:: Given records ::

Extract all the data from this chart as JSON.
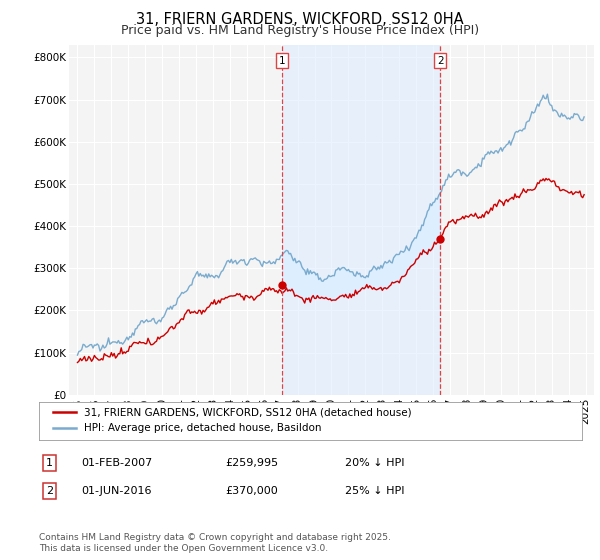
{
  "title_line1": "31, FRIERN GARDENS, WICKFORD, SS12 0HA",
  "title_line2": "Price paid vs. HM Land Registry's House Price Index (HPI)",
  "ylabel_ticks": [
    "£0",
    "£100K",
    "£200K",
    "£300K",
    "£400K",
    "£500K",
    "£600K",
    "£700K",
    "£800K"
  ],
  "ytick_values": [
    0,
    100000,
    200000,
    300000,
    400000,
    500000,
    600000,
    700000,
    800000
  ],
  "ylim": [
    0,
    830000
  ],
  "xlim_start": 1994.5,
  "xlim_end": 2025.5,
  "vline1_x": 2007.083,
  "vline2_x": 2016.417,
  "sale1_price": 259995,
  "sale1_date": "01-FEB-2007",
  "sale1_hpi_pct": "20% ↓ HPI",
  "sale2_price": 370000,
  "sale2_date": "01-JUN-2016",
  "sale2_hpi_pct": "25% ↓ HPI",
  "line_red_color": "#cc0000",
  "line_blue_color": "#7aabce",
  "vline_color": "#dd4444",
  "fill_color": "#ddeeff",
  "legend_label_red": "31, FRIERN GARDENS, WICKFORD, SS12 0HA (detached house)",
  "legend_label_blue": "HPI: Average price, detached house, Basildon",
  "footer": "Contains HM Land Registry data © Crown copyright and database right 2025.\nThis data is licensed under the Open Government Licence v3.0.",
  "background_color": "#ffffff",
  "plot_bg_color": "#f4f4f4",
  "grid_color": "#ffffff",
  "title_fontsize": 10.5,
  "subtitle_fontsize": 9,
  "tick_fontsize": 7.5,
  "legend_fontsize": 7.5,
  "annotation_fontsize": 8,
  "footer_fontsize": 6.5
}
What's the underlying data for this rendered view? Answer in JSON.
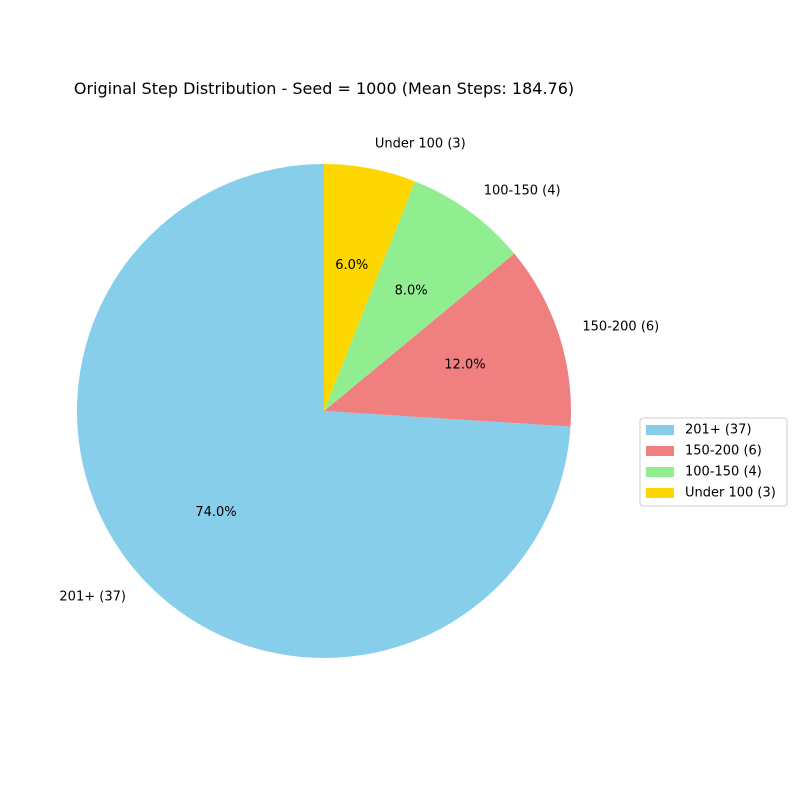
{
  "chart_data": {
    "type": "pie",
    "title": "Original Step Distribution - Seed = 1000 (Mean Steps: 184.76)",
    "start_angle_deg": 90,
    "direction": "counterclockwise",
    "legend_position": "right",
    "slices": [
      {
        "label": "201+ (37)",
        "value": 37,
        "percent_label": "74.0%",
        "color": "#87CEEB"
      },
      {
        "label": "150-200 (6)",
        "value": 6,
        "percent_label": "12.0%",
        "color": "#F08080"
      },
      {
        "label": "100-150 (4)",
        "value": 4,
        "percent_label": "8.0%",
        "color": "#90EE90"
      },
      {
        "label": "Under 100 (3)",
        "value": 3,
        "percent_label": "6.0%",
        "color": "#FFD700"
      }
    ]
  }
}
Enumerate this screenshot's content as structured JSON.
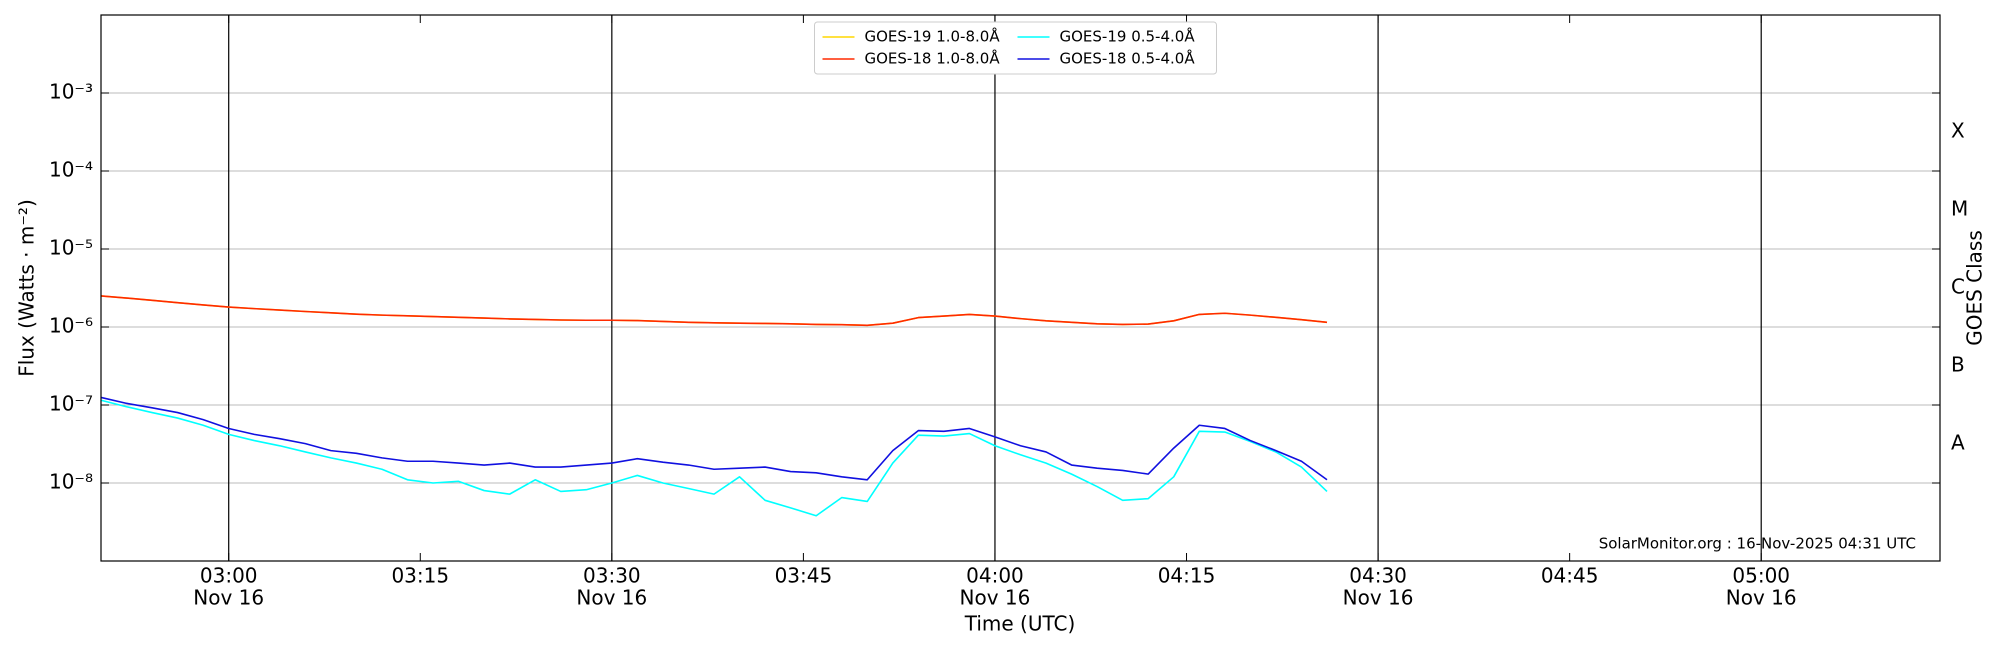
{
  "chart_data": {
    "type": "line",
    "ylabel": "Flux (Watts · m⁻²)",
    "xlabel": "Time (UTC)",
    "y2label": "GOES Class",
    "annotation": "SolarMonitor.org : 16-Nov-2025 04:31 UTC",
    "log_y": true,
    "grid": true,
    "legend": "upper center",
    "xlim": [
      "Nov 16 02:50",
      "Nov 16 05:14"
    ],
    "xticks": [
      {
        "value": "Nov 16 03:00",
        "label": "03:00",
        "date": "Nov 16"
      },
      {
        "value": "Nov 16 03:15",
        "label": "03:15"
      },
      {
        "value": "Nov 16 03:30",
        "label": "03:30",
        "date": "Nov 16"
      },
      {
        "value": "Nov 16 03:45",
        "label": "03:45"
      },
      {
        "value": "Nov 16 04:00",
        "label": "04:00",
        "date": "Nov 16"
      },
      {
        "value": "Nov 16 04:15",
        "label": "04:15"
      },
      {
        "value": "Nov 16 04:30",
        "label": "04:30",
        "date": "Nov 16"
      },
      {
        "value": "Nov 16 04:45",
        "label": "04:45"
      },
      {
        "value": "Nov 16 05:00",
        "label": "05:00",
        "date": "Nov 16"
      }
    ],
    "ylim": [
      1e-09,
      0.01
    ],
    "yticks": [
      {
        "value": 1e-08,
        "label": "10⁻⁸"
      },
      {
        "value": 1e-07,
        "label": "10⁻⁷"
      },
      {
        "value": 1e-06,
        "label": "10⁻⁶"
      },
      {
        "value": 1e-05,
        "label": "10⁻⁵"
      },
      {
        "value": 0.0001,
        "label": "10⁻⁴"
      },
      {
        "value": 0.001,
        "label": "10⁻³"
      }
    ],
    "y2lim": [
      1e-09,
      0.01
    ],
    "y2ticks": [
      {
        "value": 3.16e-08,
        "label": "A"
      },
      {
        "value": 3.16e-07,
        "label": "B"
      },
      {
        "value": 3.16e-06,
        "label": "C"
      },
      {
        "value": 3.16e-05,
        "label": "M"
      },
      {
        "value": 0.000316,
        "label": "X"
      }
    ],
    "x": [
      "Nov 16 02:50",
      "Nov 16 02:52",
      "Nov 16 02:54",
      "Nov 16 02:56",
      "Nov 16 02:58",
      "Nov 16 03:00",
      "Nov 16 03:02",
      "Nov 16 03:04",
      "Nov 16 03:06",
      "Nov 16 03:08",
      "Nov 16 03:10",
      "Nov 16 03:12",
      "Nov 16 03:14",
      "Nov 16 03:16",
      "Nov 16 03:18",
      "Nov 16 03:20",
      "Nov 16 03:22",
      "Nov 16 03:24",
      "Nov 16 03:26",
      "Nov 16 03:28",
      "Nov 16 03:30",
      "Nov 16 03:32",
      "Nov 16 03:34",
      "Nov 16 03:36",
      "Nov 16 03:38",
      "Nov 16 03:40",
      "Nov 16 03:42",
      "Nov 16 03:44",
      "Nov 16 03:46",
      "Nov 16 03:48",
      "Nov 16 03:50",
      "Nov 16 03:52",
      "Nov 16 03:54",
      "Nov 16 03:56",
      "Nov 16 03:58",
      "Nov 16 04:00",
      "Nov 16 04:02",
      "Nov 16 04:04",
      "Nov 16 04:06",
      "Nov 16 04:08",
      "Nov 16 04:10",
      "Nov 16 04:12",
      "Nov 16 04:14",
      "Nov 16 04:16",
      "Nov 16 04:18",
      "Nov 16 04:20",
      "Nov 16 04:22",
      "Nov 16 04:24",
      "Nov 16 04:26"
    ],
    "series": [
      {
        "name": "GOES-19 1.0-8.0Å",
        "color": "#ffd700",
        "values": [
          2.5e-06,
          2.35e-06,
          2.2e-06,
          2.05e-06,
          1.92e-06,
          1.8e-06,
          1.72e-06,
          1.65e-06,
          1.58e-06,
          1.52e-06,
          1.46e-06,
          1.42e-06,
          1.39e-06,
          1.36e-06,
          1.33e-06,
          1.3e-06,
          1.27e-06,
          1.25e-06,
          1.23e-06,
          1.22e-06,
          1.22e-06,
          1.21e-06,
          1.18e-06,
          1.15e-06,
          1.13e-06,
          1.12e-06,
          1.11e-06,
          1.1e-06,
          1.08e-06,
          1.07e-06,
          1.05e-06,
          1.12e-06,
          1.32e-06,
          1.38e-06,
          1.45e-06,
          1.38e-06,
          1.28e-06,
          1.2e-06,
          1.15e-06,
          1.1e-06,
          1.08e-06,
          1.09e-06,
          1.2e-06,
          1.45e-06,
          1.5e-06,
          1.42e-06,
          1.33e-06,
          1.24e-06,
          1.15e-06
        ]
      },
      {
        "name": "GOES-18 1.0-8.0Å",
        "color": "#ff2a00",
        "values": [
          2.5e-06,
          2.35e-06,
          2.2e-06,
          2.05e-06,
          1.92e-06,
          1.8e-06,
          1.72e-06,
          1.65e-06,
          1.58e-06,
          1.52e-06,
          1.46e-06,
          1.42e-06,
          1.39e-06,
          1.36e-06,
          1.33e-06,
          1.3e-06,
          1.27e-06,
          1.25e-06,
          1.23e-06,
          1.22e-06,
          1.22e-06,
          1.21e-06,
          1.18e-06,
          1.15e-06,
          1.13e-06,
          1.12e-06,
          1.11e-06,
          1.1e-06,
          1.08e-06,
          1.07e-06,
          1.05e-06,
          1.12e-06,
          1.32e-06,
          1.38e-06,
          1.45e-06,
          1.38e-06,
          1.28e-06,
          1.2e-06,
          1.15e-06,
          1.1e-06,
          1.08e-06,
          1.09e-06,
          1.2e-06,
          1.45e-06,
          1.5e-06,
          1.42e-06,
          1.33e-06,
          1.24e-06,
          1.15e-06
        ]
      },
      {
        "name": "GOES-19 0.5-4.0Å",
        "color": "#00ffff",
        "values": [
          1.15e-07,
          9.5e-08,
          8e-08,
          6.8e-08,
          5.5e-08,
          4.2e-08,
          3.5e-08,
          3e-08,
          2.5e-08,
          2.1e-08,
          1.8e-08,
          1.5e-08,
          1.1e-08,
          1e-08,
          1.05e-08,
          8e-09,
          7.2e-09,
          1.1e-08,
          7.8e-09,
          8.2e-09,
          1e-08,
          1.25e-08,
          1e-08,
          8.5e-09,
          7.2e-09,
          1.2e-08,
          6e-09,
          4.8e-09,
          3.8e-09,
          6.5e-09,
          5.8e-09,
          1.8e-08,
          4.1e-08,
          4e-08,
          4.3e-08,
          3e-08,
          2.3e-08,
          1.8e-08,
          1.3e-08,
          9e-09,
          6e-09,
          6.3e-09,
          1.2e-08,
          4.6e-08,
          4.5e-08,
          3.4e-08,
          2.5e-08,
          1.6e-08,
          7.8e-09
        ]
      },
      {
        "name": "GOES-18 0.5-4.0Å",
        "color": "#1010e0",
        "values": [
          1.25e-07,
          1.05e-07,
          9.2e-08,
          8e-08,
          6.5e-08,
          5e-08,
          4.2e-08,
          3.7e-08,
          3.2e-08,
          2.6e-08,
          2.4e-08,
          2.1e-08,
          1.9e-08,
          1.9e-08,
          1.8e-08,
          1.7e-08,
          1.8e-08,
          1.6e-08,
          1.6e-08,
          1.7e-08,
          1.8e-08,
          2.05e-08,
          1.85e-08,
          1.7e-08,
          1.5e-08,
          1.55e-08,
          1.6e-08,
          1.4e-08,
          1.35e-08,
          1.2e-08,
          1.1e-08,
          2.6e-08,
          4.7e-08,
          4.6e-08,
          5e-08,
          3.9e-08,
          3e-08,
          2.5e-08,
          1.7e-08,
          1.55e-08,
          1.45e-08,
          1.3e-08,
          2.8e-08,
          5.5e-08,
          5e-08,
          3.5e-08,
          2.6e-08,
          1.9e-08,
          1.1e-08
        ]
      }
    ]
  }
}
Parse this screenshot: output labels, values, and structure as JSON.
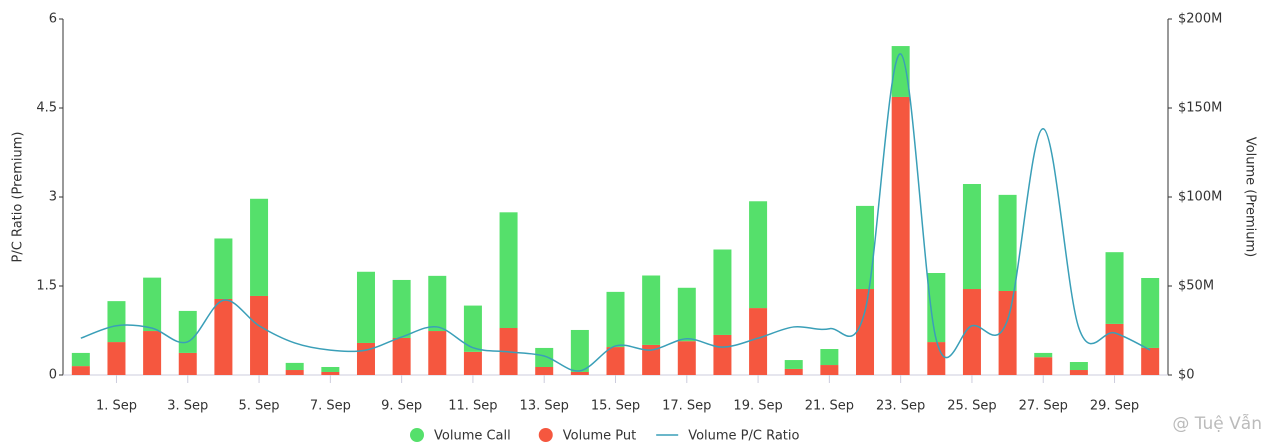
{
  "chart_data": {
    "type": "bar",
    "categories": [
      null,
      "1. Sep",
      null,
      "3. Sep",
      null,
      "5. Sep",
      null,
      "7. Sep",
      null,
      "9. Sep",
      null,
      "11. Sep",
      null,
      "13. Sep",
      null,
      "15. Sep",
      null,
      "17. Sep",
      null,
      "19. Sep",
      null,
      "21. Sep",
      null,
      "23. Sep",
      null,
      "25. Sep",
      null,
      "27. Sep",
      null,
      "29. Sep",
      null
    ],
    "ylabel": "P/C Ratio (Premium)",
    "y2label": "Volume (Premium)",
    "ylim": [
      0,
      6
    ],
    "yticks": [
      0,
      1.5,
      3,
      4.5,
      6
    ],
    "y2lim": [
      0,
      200
    ],
    "y2ticks": [
      {
        "value": 0,
        "label": "$0"
      },
      {
        "value": 50,
        "label": "$50M"
      },
      {
        "value": 100,
        "label": "$100M"
      },
      {
        "value": 150,
        "label": "$150M"
      },
      {
        "value": 200,
        "label": "$200M"
      }
    ],
    "stacked": true,
    "legend": "bottom",
    "series": [
      {
        "name": "Volume Put",
        "color": "#f5573f",
        "axis": "y2",
        "type": "bar",
        "values": [
          5,
          18.5,
          24.7,
          12.4,
          42.7,
          44.4,
          2.8,
          1.7,
          18,
          20.8,
          24.7,
          13,
          26.4,
          4.5,
          1.7,
          15.7,
          16.9,
          19,
          22.5,
          37.6,
          3.4,
          5.6,
          48.3,
          156.2,
          18.5,
          48.3,
          47.2,
          10,
          2.8,
          28.7,
          15.2
        ]
      },
      {
        "name": "Volume Call",
        "color": "#55e06b",
        "axis": "y2",
        "type": "bar",
        "values": [
          7.4,
          23,
          30,
          23.6,
          34,
          54.6,
          4,
          2.8,
          40,
          32.6,
          31,
          26,
          65,
          10.7,
          23.6,
          31,
          39,
          30,
          48,
          60,
          5,
          9,
          46.7,
          28.6,
          38.8,
          59,
          54,
          2.4,
          4.5,
          40.3,
          39.3
        ]
      },
      {
        "name": "Volume P/C Ratio",
        "color": "#3a9fb8",
        "type": "line",
        "values": [
          0.62,
          0.83,
          0.79,
          0.56,
          1.26,
          0.83,
          0.54,
          0.42,
          0.42,
          0.64,
          0.81,
          0.46,
          0.39,
          0.32,
          0.07,
          0.49,
          0.42,
          0.61,
          0.47,
          0.62,
          0.81,
          0.78,
          1.08,
          5.41,
          0.59,
          0.83,
          0.93,
          4.15,
          0.79,
          0.71,
          0.42
        ]
      }
    ],
    "watermark": "@ Tuệ Vẫn"
  }
}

:::

* _Required work_
Which lines of the data include "detached"? Copy each of them.

* _Task output_
  "legend_label_red": "31, FRIERN GARDENS, WICKFORD, SS12 0HA (detached house)",
  "legend_label_blue": "HPI: Average price, detached house, Basildon",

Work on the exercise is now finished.